Written task:
Without the pictures, copy all the entries below exactly.

━━━━━━━━━━━━━━━━━━━━

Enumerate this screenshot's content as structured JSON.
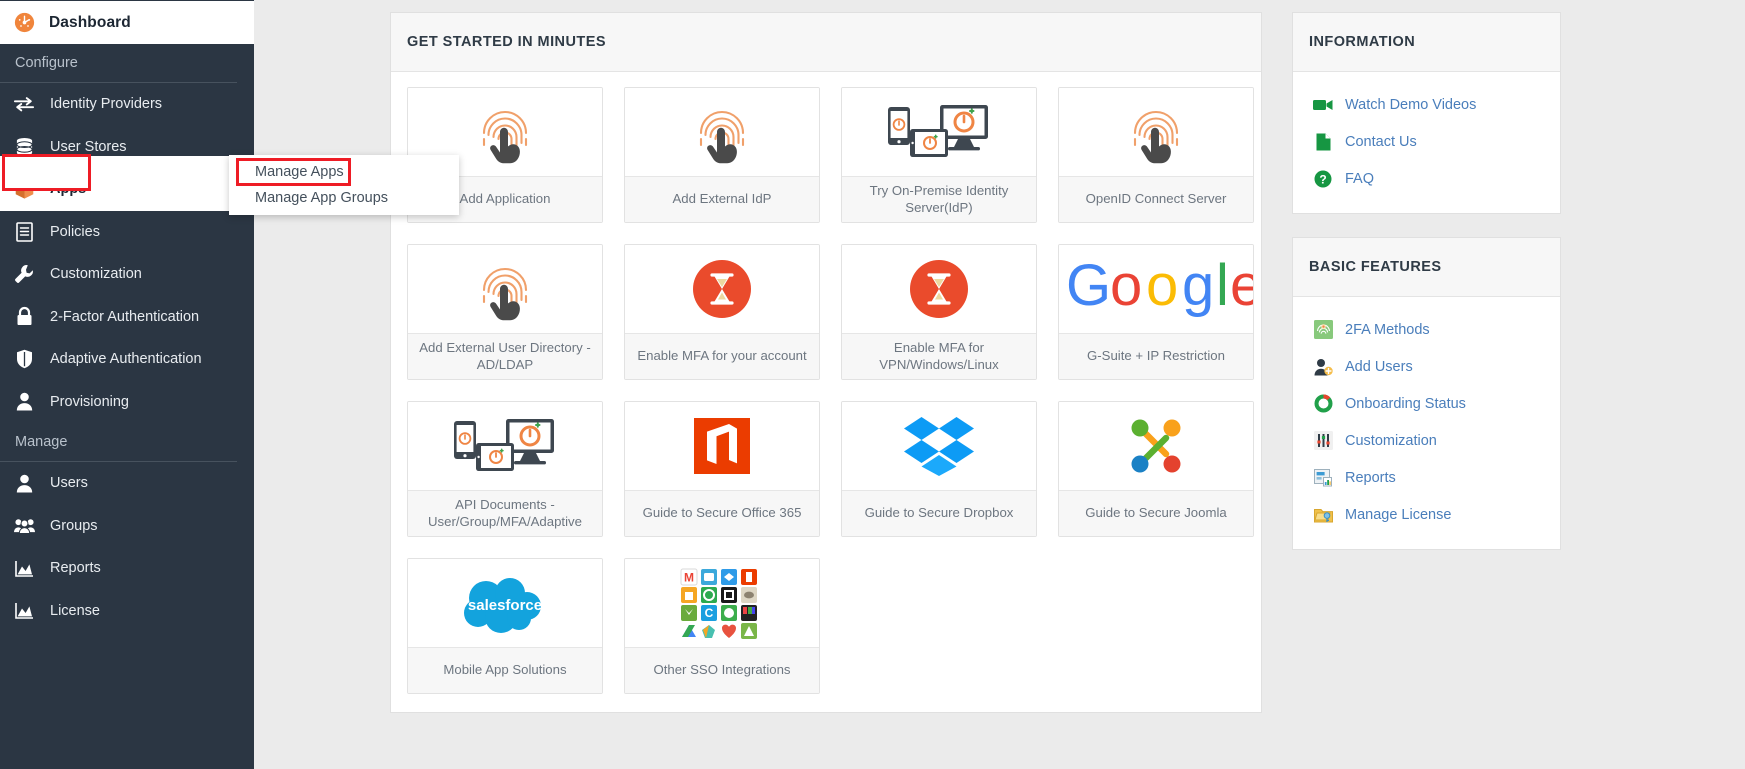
{
  "sidebar": {
    "dashboard": {
      "label": "Dashboard",
      "icon": "speedometer-icon"
    },
    "section_configure": "Configure",
    "section_manage": "Manage",
    "configure_items": [
      {
        "label": "Identity Providers",
        "icon": "exchange-arrows-icon"
      },
      {
        "label": "User Stores",
        "icon": "database-icon"
      },
      {
        "label": "Apps",
        "icon": "box-icon",
        "active": true
      },
      {
        "label": "Policies",
        "icon": "document-icon"
      },
      {
        "label": "Customization",
        "icon": "wrench-icon"
      },
      {
        "label": "2-Factor Authentication",
        "icon": "lock-icon"
      },
      {
        "label": "Adaptive Authentication",
        "icon": "shield-icon"
      },
      {
        "label": "Provisioning",
        "icon": "user-icon"
      }
    ],
    "manage_items": [
      {
        "label": "Users",
        "icon": "user-icon"
      },
      {
        "label": "Groups",
        "icon": "users-group-icon"
      },
      {
        "label": "Reports",
        "icon": "chart-area-icon"
      },
      {
        "label": "License",
        "icon": "chart-area-icon"
      }
    ]
  },
  "submenu": {
    "items": [
      {
        "label": "Manage Apps",
        "highlighted": true
      },
      {
        "label": "Manage App Groups",
        "highlighted": false
      }
    ]
  },
  "main": {
    "title": "GET STARTED IN MINUTES",
    "cards": [
      {
        "label": "Add Application",
        "icon": "fingerprint-touch-icon"
      },
      {
        "label": "Add External IdP",
        "icon": "fingerprint-touch-icon"
      },
      {
        "label": "Try On-Premise Identity Server(IdP)",
        "icon": "multi-device-icon"
      },
      {
        "label": "OpenID Connect Server",
        "icon": "fingerprint-touch-icon"
      },
      {
        "label": "Add External User Directory - AD/LDAP",
        "icon": "fingerprint-touch-icon"
      },
      {
        "label": "Enable MFA for your account",
        "icon": "hourglass-circle-icon"
      },
      {
        "label": "Enable MFA for VPN/Windows/Linux",
        "icon": "hourglass-circle-icon"
      },
      {
        "label": "G-Suite + IP Restriction",
        "icon": "google-logo-icon"
      },
      {
        "label": "API Documents - User/Group/MFA/Adaptive",
        "icon": "multi-device-icon"
      },
      {
        "label": "Guide to Secure Office 365",
        "icon": "office365-logo-icon"
      },
      {
        "label": "Guide to Secure Dropbox",
        "icon": "dropbox-logo-icon"
      },
      {
        "label": "Guide to Secure Joomla",
        "icon": "joomla-logo-icon"
      },
      {
        "label": "Mobile App Solutions",
        "icon": "salesforce-logo-icon"
      },
      {
        "label": "Other SSO Integrations",
        "icon": "app-icon-grid-icon"
      }
    ]
  },
  "information": {
    "title": "INFORMATION",
    "links": [
      {
        "label": "Watch Demo Videos",
        "icon": "video-camera-icon"
      },
      {
        "label": "Contact Us",
        "icon": "document-page-icon"
      },
      {
        "label": "FAQ",
        "icon": "question-circle-icon"
      }
    ]
  },
  "basic_features": {
    "title": "BASIC FEATURES",
    "links": [
      {
        "label": "2FA Methods",
        "icon": "fingerprint-badge-icon"
      },
      {
        "label": "Add Users",
        "icon": "add-user-icon"
      },
      {
        "label": "Onboarding Status",
        "icon": "donut-chart-icon"
      },
      {
        "label": "Customization",
        "icon": "sliders-icon"
      },
      {
        "label": "Reports",
        "icon": "report-icon"
      },
      {
        "label": "Manage License",
        "icon": "license-key-icon"
      }
    ]
  },
  "colors": {
    "sidebar_bg": "#2b3643",
    "accent_orange": "#f0853c",
    "highlight_red": "#ee1c25",
    "link_blue": "#4a7ebb",
    "icon_green": "#169642"
  }
}
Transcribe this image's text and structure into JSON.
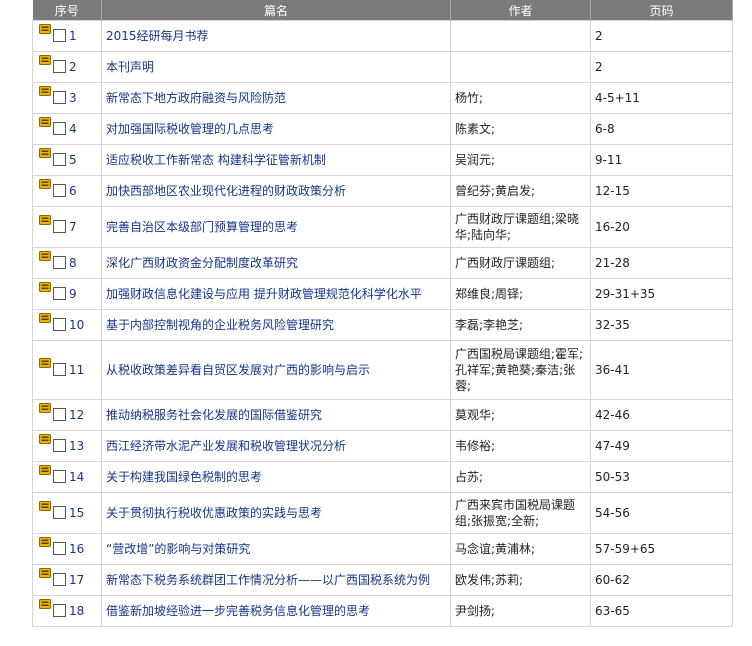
{
  "headers": {
    "no": "序号",
    "title": "篇名",
    "author": "作者",
    "pages": "页码"
  },
  "rows": [
    {
      "no": "1",
      "title": "2015经研每月书荐",
      "author": "",
      "pages": "2"
    },
    {
      "no": "2",
      "title": "本刊声明",
      "author": "",
      "pages": "2"
    },
    {
      "no": "3",
      "title": "新常态下地方政府融资与风险防范",
      "author": "杨竹;",
      "pages": "4-5+11"
    },
    {
      "no": "4",
      "title": "对加强国际税收管理的几点思考",
      "author": "陈素文;",
      "pages": "6-8"
    },
    {
      "no": "5",
      "title": "适应税收工作新常态 构建科学征管新机制",
      "author": "吴润元;",
      "pages": "9-11"
    },
    {
      "no": "6",
      "title": "加快西部地区农业现代化进程的财政政策分析",
      "author": "曾纪芬;黄启发;",
      "pages": "12-15"
    },
    {
      "no": "7",
      "title": "完善自治区本级部门预算管理的思考",
      "author": "广西财政厅课题组;梁晓华;陆向华;",
      "pages": "16-20"
    },
    {
      "no": "8",
      "title": "深化广西财政资金分配制度改革研究",
      "author": "广西财政厅课题组;",
      "pages": "21-28"
    },
    {
      "no": "9",
      "title": "加强财政信息化建设与应用 提升财政管理规范化科学化水平",
      "author": "郑维良;周铎;",
      "pages": "29-31+35"
    },
    {
      "no": "10",
      "title": "基于内部控制视角的企业税务风险管理研究",
      "author": "李磊;李艳芝;",
      "pages": "32-35"
    },
    {
      "no": "11",
      "title": "从税收政策差异看自贸区发展对广西的影响与启示",
      "author": "广西国税局课题组;霍军;孔祥军;黄艳葵;秦洁;张蓉;",
      "pages": "36-41"
    },
    {
      "no": "12",
      "title": "推动纳税服务社会化发展的国际借鉴研究",
      "author": "莫观华;",
      "pages": "42-46"
    },
    {
      "no": "13",
      "title": "西江经济带水泥产业发展和税收管理状况分析",
      "author": "韦修裕;",
      "pages": "47-49"
    },
    {
      "no": "14",
      "title": "关于构建我国绿色税制的思考",
      "author": "占苏;",
      "pages": "50-53"
    },
    {
      "no": "15",
      "title": "关于贯彻执行税收优惠政策的实践与思考",
      "author": "广西来宾市国税局课题组;张振宽;全新;",
      "pages": "54-56"
    },
    {
      "no": "16",
      "title": "“营改增”的影响与对策研究",
      "author": "马念谊;黄浦林;",
      "pages": "57-59+65"
    },
    {
      "no": "17",
      "title": "新常态下税务系统群团工作情况分析——以广西国税系统为例",
      "author": "欧发伟;苏莉;",
      "pages": "60-62"
    },
    {
      "no": "18",
      "title": "借鉴新加坡经验进一步完善税务信息化管理的思考",
      "author": "尹剑扬;",
      "pages": "63-65"
    }
  ]
}
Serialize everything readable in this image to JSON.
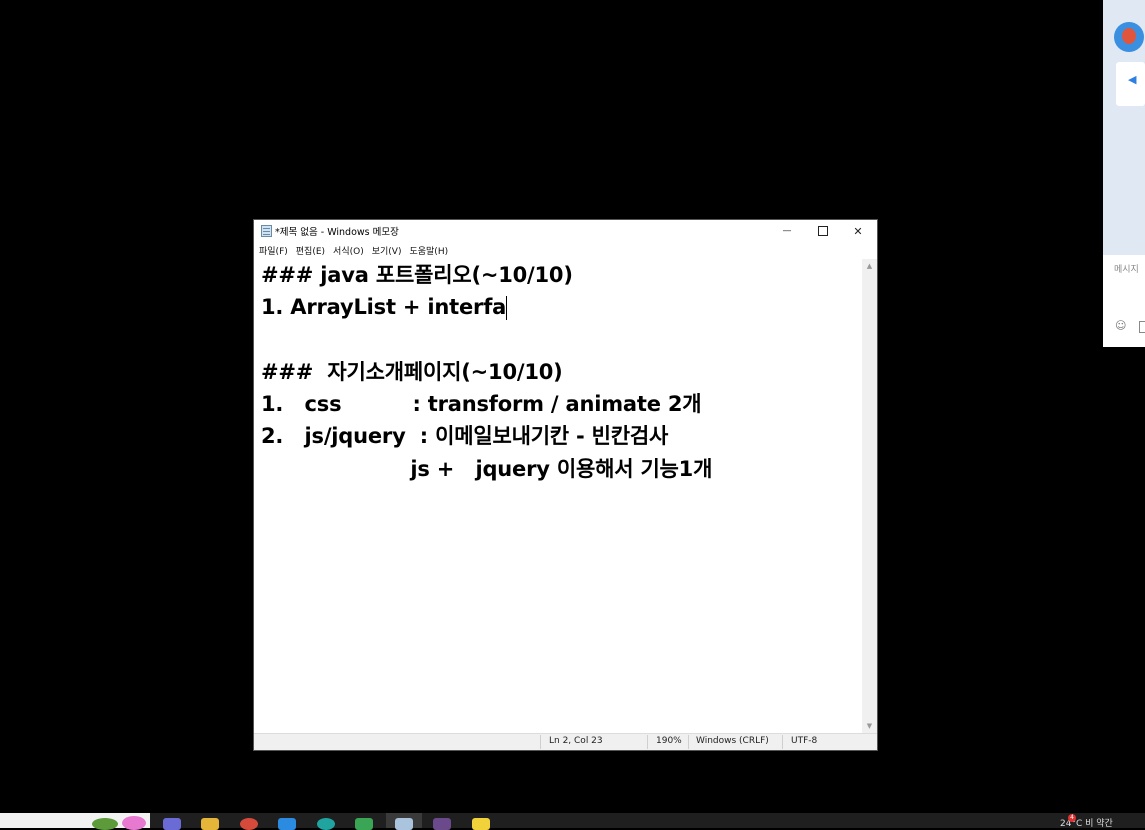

━━━━━━━━━━━━━━━━━━━━

Answer for this exercise:
Enumerate this screenshot's content as structured JSON.
{
  "sidebar": {
    "dashboard": {
      "label": "Dashboard",
      "icon": "speedometer-icon"
    },
    "section_configure": "Configure",
    "section_manage": "Manage",
    "configure_items": [
      {
        "label": "Identity Providers",
        "icon": "exchange-arrows-icon"
      },
      {
        "label": "User Stores",
        "icon": "database-icon"
      },
      {
        "label": "Apps",
        "icon": "box-icon",
        "active": true
      },
      {
        "label": "Policies",
        "icon": "document-icon"
      },
      {
        "label": "Customization",
        "icon": "wrench-icon"
      },
      {
        "label": "2-Factor Authentication",
        "icon": "lock-icon"
      },
      {
        "label": "Adaptive Authentication",
        "icon": "shield-icon"
      },
      {
        "label": "Provisioning",
        "icon": "user-icon"
      }
    ],
    "manage_items": [
      {
        "label": "Users",
        "icon": "user-icon"
      },
      {
        "label": "Groups",
        "icon": "users-group-icon"
      },
      {
        "label": "Reports",
        "icon": "chart-area-icon"
      },
      {
        "label": "License",
        "icon": "chart-area-icon"
      }
    ]
  },
  "submenu": {
    "items": [
      {
        "label": "Manage Apps",
        "highlighted": true
      },
      {
        "label": "Manage App Groups",
        "highlighted": false
      }
    ]
  },
  "main": {
    "title": "GET STARTED IN MINUTES",
    "cards": [
      {
        "label": "Add Application",
        "icon": "fingerprint-touch-icon"
      },
      {
        "label": "Add External IdP",
        "icon": "fingerprint-touch-icon"
      },
      {
        "label": "Try On-Premise Identity Server(IdP)",
        "icon": "multi-device-icon"
      },
      {
        "label": "OpenID Connect Server",
        "icon": "fingerprint-touch-icon"
      },
      {
        "label": "Add External User Directory - AD/LDAP",
        "icon": "fingerprint-touch-icon"
      },
      {
        "label": "Enable MFA for your account",
        "icon": "hourglass-circle-icon"
      },
      {
        "label": "Enable MFA for VPN/Windows/Linux",
        "icon": "hourglass-circle-icon"
      },
      {
        "label": "G-Suite + IP Restriction",
        "icon": "google-logo-icon"
      },
      {
        "label": "API Documents - User/Group/MFA/Adaptive",
        "icon": "multi-device-icon"
      },
      {
        "label": "Guide to Secure Office 365",
        "icon": "office365-logo-icon"
      },
      {
        "label": "Guide to Secure Dropbox",
        "icon": "dropbox-logo-icon"
      },
      {
        "label": "Guide to Secure Joomla",
        "icon": "joomla-logo-icon"
      },
      {
        "label": "Mobile App Solutions",
        "icon": "salesforce-logo-icon"
      },
      {
        "label": "Other SSO Integrations",
        "icon": "app-icon-grid-icon"
      }
    ]
  },
  "information": {
    "title": "INFORMATION",
    "links": [
      {
        "label": "Watch Demo Videos",
        "icon": "video-camera-icon"
      },
      {
        "label": "Contact Us",
        "icon": "document-page-icon"
      },
      {
        "label": "FAQ",
        "icon": "question-circle-icon"
      }
    ]
  },
  "basic_features": {
    "title": "BASIC FEATURES",
    "links": [
      {
        "label": "2FA Methods",
        "icon": "fingerprint-badge-icon"
      },
      {
        "label": "Add Users",
        "icon": "add-user-icon"
      },
      {
        "label": "Onboarding Status",
        "icon": "donut-chart-icon"
      },
      {
        "label": "Customization",
        "icon": "sliders-icon"
      },
      {
        "label": "Reports",
        "icon": "report-icon"
      },
      {
        "label": "Manage License",
        "icon": "license-key-icon"
      }
    ]
  },
  "colors": {
    "sidebar_bg": "#2b3643",
    "accent_orange": "#f0853c",
    "highlight_red": "#ee1c25",
    "link_blue": "#4a7ebb",
    "icon_green": "#169642"
  }
}
Transcribe this image's text and structure into JSON.
{
  "headers": {
    "no": "序号",
    "title": "篇名",
    "author": "作者",
    "pages": "页码"
  },
  "rows": [
    {
      "no": "1",
      "title": "2015经研每月书荐",
      "author": "",
      "pages": "2"
    },
    {
      "no": "2",
      "title": "本刊声明",
      "author": "",
      "pages": "2"
    },
    {
      "no": "3",
      "title": "新常态下地方政府融资与风险防范",
      "author": "杨竹;",
      "pages": "4-5+11"
    },
    {
      "no": "4",
      "title": "对加强国际税收管理的几点思考",
      "author": "陈素文;",
      "pages": "6-8"
    },
    {
      "no": "5",
      "title": "适应税收工作新常态 构建科学征管新机制",
      "author": "吴润元;",
      "pages": "9-11"
    },
    {
      "no": "6",
      "title": "加快西部地区农业现代化进程的财政政策分析",
      "author": "曾纪芬;黄启发;",
      "pages": "12-15"
    },
    {
      "no": "7",
      "title": "完善自治区本级部门预算管理的思考",
      "author": "广西财政厅课题组;梁晓华;陆向华;",
      "pages": "16-20"
    },
    {
      "no": "8",
      "title": "深化广西财政资金分配制度改革研究",
      "author": "广西财政厅课题组;",
      "pages": "21-28"
    },
    {
      "no": "9",
      "title": "加强财政信息化建设与应用 提升财政管理规范化科学化水平",
      "author": "郑维良;周铎;",
      "pages": "29-31+35"
    },
    {
      "no": "10",
      "title": "基于内部控制视角的企业税务风险管理研究",
      "author": "李磊;李艳芝;",
      "pages": "32-35"
    },
    {
      "no": "11",
      "title": "从税收政策差异看自贸区发展对广西的影响与启示",
      "author": "广西国税局课题组;霍军;孔祥军;黄艳葵;秦洁;张蓉;",
      "pages": "36-41"
    },
    {
      "no": "12",
      "title": "推动纳税服务社会化发展的国际借鉴研究",
      "author": "莫观华;",
      "pages": "42-46"
    },
    {
      "no": "13",
      "title": "西江经济带水泥产业发展和税收管理状况分析",
      "author": "韦修裕;",
      "pages": "47-49"
    },
    {
      "no": "14",
      "title": "关于构建我国绿色税制的思考",
      "author": "占苏;",
      "pages": "50-53"
    },
    {
      "no": "15",
      "title": "关于贯彻执行税收优惠政策的实践与思考",
      "author": "广西来宾市国税局课题组;张振宽;全新;",
      "pages": "54-56"
    },
    {
      "no": "16",
      "title": "“营改增”的影响与对策研究",
      "author": "马念谊;黄浦林;",
      "pages": "57-59+65"
    },
    {
      "no": "17",
      "title": "新常态下税务系统群团工作情况分析——以广西国税系统为例",
      "author": "欧发伟;苏莉;",
      "pages": "60-62"
    },
    {
      "no": "18",
      "title": "借鉴新加坡经验进一步完善税务信息化管理的思考",
      "author": "尹剑扬;",
      "pages": "63-65"
    }
  ]
}
Serialize everything readable in this image to JSON.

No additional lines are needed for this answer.